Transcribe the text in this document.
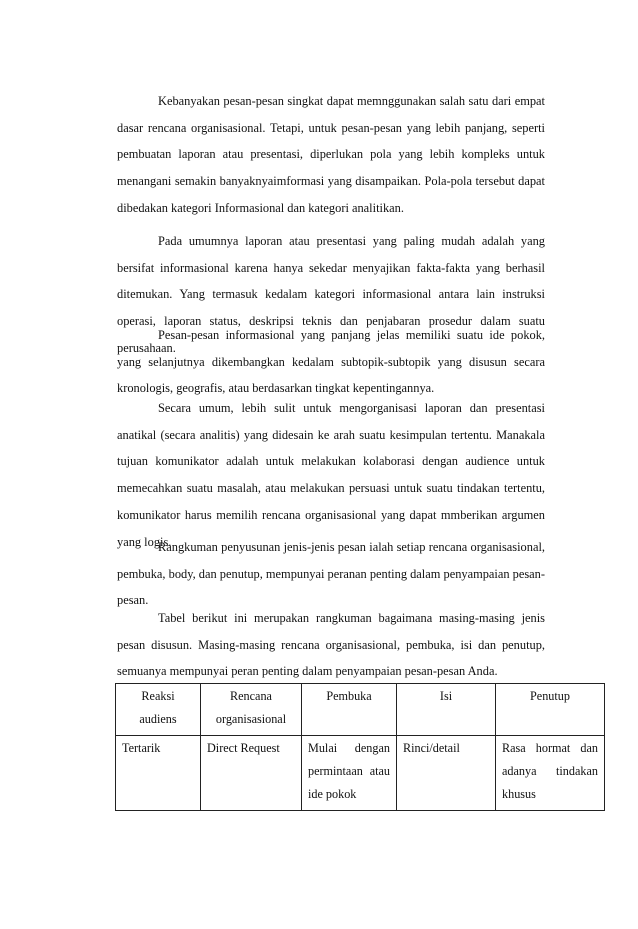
Kebanyakan pesan-pesan singkat dapat memnggunakan salah satu dari empat dasar rencana organisasional. Tetapi, untuk pesan-pesan yang lebih panjang, seperti pembuatan laporan atau presentasi, diperlukan pola yang lebih kompleks untuk menangani semakin banyaknyaimformasi yang disampaikan. Pola-pola tersebut dapat dibedakan kategori Informasional dan kategori analitikan.

Pada umumnya laporan atau presentasi yang paling mudah adalah yang bersifat informasional karena hanya sekedar menyajikan fakta-fakta yang berhasil ditemukan. Yang termasuk kedalam kategori informasional antara lain instruksi operasi, laporan status, deskripsi teknis dan penjabaran prosedur dalam suatu perusahaan.

Pesan-pesan informasional yang panjang jelas memiliki suatu ide pokok, yang selanjutnya dikembangkan kedalam subtopik-subtopik yang disusun secara kronologis, geografis, atau berdasarkan tingkat kepentingannya.

Secara umum, lebih sulit untuk mengorganisasi laporan dan presentasi anatikal (secara analitis) yang didesain ke arah suatu kesimpulan tertentu. Manakala tujuan komunikator adalah untuk melakukan kolaborasi dengan audience untuk memecahkan suatu masalah, atau melakukan persuasi untuk suatu tindakan tertentu, komunikator harus memilih rencana organisasional yang dapat mmberikan argumen yang logis.

Rangkuman penyusunan jenis-jenis pesan ialah setiap rencana organisasional, pembuka, body, dan penutup, mempunyai peranan penting dalam penyampaian pesan-pesan.

Tabel berikut ini merupakan rangkuman bagaimana masing-masing jenis pesan disusun. Masing-masing rencana organisasional, pembuka, isi dan penutup, semuanya mempunyai peran penting dalam penyampaian pesan-pesan Anda.

Reaksi audiens	Rencana organisasional	Pembuka	Isi	Penutup
Tertarik	Direct Request	Mulai dengan permintaan atau ide pokok	Rinci/detail	Rasa hormat dan adanya tindakan khusus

* * *

**Required task:** Copy, from the material, each line that holds the string "pokok".

**Full output:**
Pesan-pesan informasional yang panjang jelas memiliki suatu ide pokok, yang selanjutnya dikembangkan kedalam subtopik-subtopik yang disusun secara kronologis, geografis, atau berdasarkan tingkat kepentingannya.
Tertarik	Direct Request	Mulai dengan permintaan atau ide pokok	Rinci/detail	Rasa hormat dan adanya tindakan khusus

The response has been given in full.